### Records for this task
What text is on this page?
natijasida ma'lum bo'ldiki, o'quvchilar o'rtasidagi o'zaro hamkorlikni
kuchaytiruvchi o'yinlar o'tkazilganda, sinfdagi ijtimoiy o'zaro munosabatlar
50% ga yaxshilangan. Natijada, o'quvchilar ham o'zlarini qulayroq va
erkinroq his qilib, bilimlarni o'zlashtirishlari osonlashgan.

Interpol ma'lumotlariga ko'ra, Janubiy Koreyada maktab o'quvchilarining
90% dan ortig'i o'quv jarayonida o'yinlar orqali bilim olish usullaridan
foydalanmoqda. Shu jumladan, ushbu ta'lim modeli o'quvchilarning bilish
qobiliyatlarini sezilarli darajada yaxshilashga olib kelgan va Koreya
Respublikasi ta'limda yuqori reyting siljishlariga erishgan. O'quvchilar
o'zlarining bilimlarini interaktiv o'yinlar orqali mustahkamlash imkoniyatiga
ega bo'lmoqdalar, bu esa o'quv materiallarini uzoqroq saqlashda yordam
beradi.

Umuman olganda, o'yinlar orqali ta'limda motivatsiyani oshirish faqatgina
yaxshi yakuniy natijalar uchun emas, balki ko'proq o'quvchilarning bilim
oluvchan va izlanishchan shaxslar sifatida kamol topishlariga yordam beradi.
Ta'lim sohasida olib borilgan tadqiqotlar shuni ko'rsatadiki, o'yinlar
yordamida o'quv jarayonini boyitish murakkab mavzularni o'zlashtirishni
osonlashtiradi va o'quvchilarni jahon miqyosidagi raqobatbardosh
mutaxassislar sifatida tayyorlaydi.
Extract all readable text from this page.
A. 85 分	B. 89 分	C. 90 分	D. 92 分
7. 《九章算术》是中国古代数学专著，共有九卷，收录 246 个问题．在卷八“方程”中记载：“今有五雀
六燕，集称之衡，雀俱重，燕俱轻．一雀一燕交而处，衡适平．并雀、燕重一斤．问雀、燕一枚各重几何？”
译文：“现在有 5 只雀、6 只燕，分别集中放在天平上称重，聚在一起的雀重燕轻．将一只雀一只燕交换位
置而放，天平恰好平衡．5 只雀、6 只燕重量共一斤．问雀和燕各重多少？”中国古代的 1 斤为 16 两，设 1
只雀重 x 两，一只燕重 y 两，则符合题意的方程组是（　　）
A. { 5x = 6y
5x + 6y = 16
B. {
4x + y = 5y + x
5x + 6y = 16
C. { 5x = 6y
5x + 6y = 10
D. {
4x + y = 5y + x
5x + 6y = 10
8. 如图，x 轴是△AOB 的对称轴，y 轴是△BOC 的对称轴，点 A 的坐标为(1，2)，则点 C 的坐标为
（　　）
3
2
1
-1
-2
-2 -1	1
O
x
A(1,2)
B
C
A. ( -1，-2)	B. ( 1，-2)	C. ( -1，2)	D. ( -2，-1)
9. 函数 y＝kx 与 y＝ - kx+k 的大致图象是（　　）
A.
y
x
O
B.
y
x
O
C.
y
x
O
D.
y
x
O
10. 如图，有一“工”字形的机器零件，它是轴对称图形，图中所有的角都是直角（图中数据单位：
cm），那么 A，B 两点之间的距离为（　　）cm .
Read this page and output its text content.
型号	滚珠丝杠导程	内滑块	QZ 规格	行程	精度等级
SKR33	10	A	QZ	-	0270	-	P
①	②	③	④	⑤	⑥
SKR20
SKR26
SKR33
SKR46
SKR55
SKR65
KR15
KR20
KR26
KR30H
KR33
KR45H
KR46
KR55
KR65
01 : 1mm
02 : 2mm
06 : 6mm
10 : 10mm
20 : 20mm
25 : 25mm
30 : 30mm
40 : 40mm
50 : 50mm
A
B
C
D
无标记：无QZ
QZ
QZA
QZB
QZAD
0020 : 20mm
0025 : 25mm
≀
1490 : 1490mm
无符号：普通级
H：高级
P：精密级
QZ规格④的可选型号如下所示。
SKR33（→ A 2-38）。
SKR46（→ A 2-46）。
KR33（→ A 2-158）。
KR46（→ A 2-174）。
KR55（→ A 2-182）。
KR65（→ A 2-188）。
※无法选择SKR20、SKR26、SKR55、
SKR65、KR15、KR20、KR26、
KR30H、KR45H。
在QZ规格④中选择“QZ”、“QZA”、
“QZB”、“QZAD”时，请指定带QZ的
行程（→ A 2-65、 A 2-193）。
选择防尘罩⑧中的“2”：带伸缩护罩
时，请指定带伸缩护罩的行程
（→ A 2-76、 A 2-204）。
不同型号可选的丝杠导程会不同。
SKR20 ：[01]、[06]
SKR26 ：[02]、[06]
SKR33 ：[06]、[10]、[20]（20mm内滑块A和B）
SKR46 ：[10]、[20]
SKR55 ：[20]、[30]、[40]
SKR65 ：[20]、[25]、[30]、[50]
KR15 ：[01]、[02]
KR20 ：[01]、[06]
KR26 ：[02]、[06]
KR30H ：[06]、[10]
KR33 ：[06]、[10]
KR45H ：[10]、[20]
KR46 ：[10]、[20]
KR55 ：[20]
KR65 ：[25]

### The task
Repeat exactly, and only, the lines of the records above, starting with the line that contains "Read this page and output its text content." and ending with the final line, both included.

### Answer in full
Read this page and output its text content.
型号	滚珠丝杠导程	内滑块	QZ 规格	行程	精度等级
SKR33	10	A	QZ	-	0270	-	P
①	②	③	④	⑤	⑥
SKR20
SKR26
SKR33
SKR46
SKR55
SKR65
KR15
KR20
KR26
KR30H
KR33
KR45H
KR46
KR55
KR65
01 : 1mm
02 : 2mm
06 : 6mm
10 : 10mm
20 : 20mm
25 : 25mm
30 : 30mm
40 : 40mm
50 : 50mm
A
B
C
D
无标记：无QZ
QZ
QZA
QZB
QZAD
0020 : 20mm
0025 : 25mm
≀
1490 : 1490mm
无符号：普通级
H：高级
P：精密级
QZ规格④的可选型号如下所示。
SKR33（→ A 2-38）。
SKR46（→ A 2-46）。
KR33（→ A 2-158）。
KR46（→ A 2-174）。
KR55（→ A 2-182）。
KR65（→ A 2-188）。
※无法选择SKR20、SKR26、SKR55、
SKR65、KR15、KR20、KR26、
KR30H、KR45H。
在QZ规格④中选择“QZ”、“QZA”、
“QZB”、“QZAD”时，请指定带QZ的
行程（→ A 2-65、 A 2-193）。
选择防尘罩⑧中的“2”：带伸缩护罩
时，请指定带伸缩护罩的行程
（→ A 2-76、 A 2-204）。
不同型号可选的丝杠导程会不同。
SKR20 ：[01]、[06]
SKR26 ：[02]、[06]
SKR33 ：[06]、[10]、[20]（20mm内滑块A和B）
SKR46 ：[10]、[20]
SKR55 ：[20]、[30]、[40]
SKR65 ：[20]、[25]、[30]、[50]
KR15 ：[01]、[02]
KR20 ：[01]、[06]
KR26 ：[02]、[06]
KR30H ：[06]、[10]
KR33 ：[06]、[10]
KR45H ：[10]、[20]
KR46 ：[10]、[20]
KR55 ：[20]
KR65 ：[25]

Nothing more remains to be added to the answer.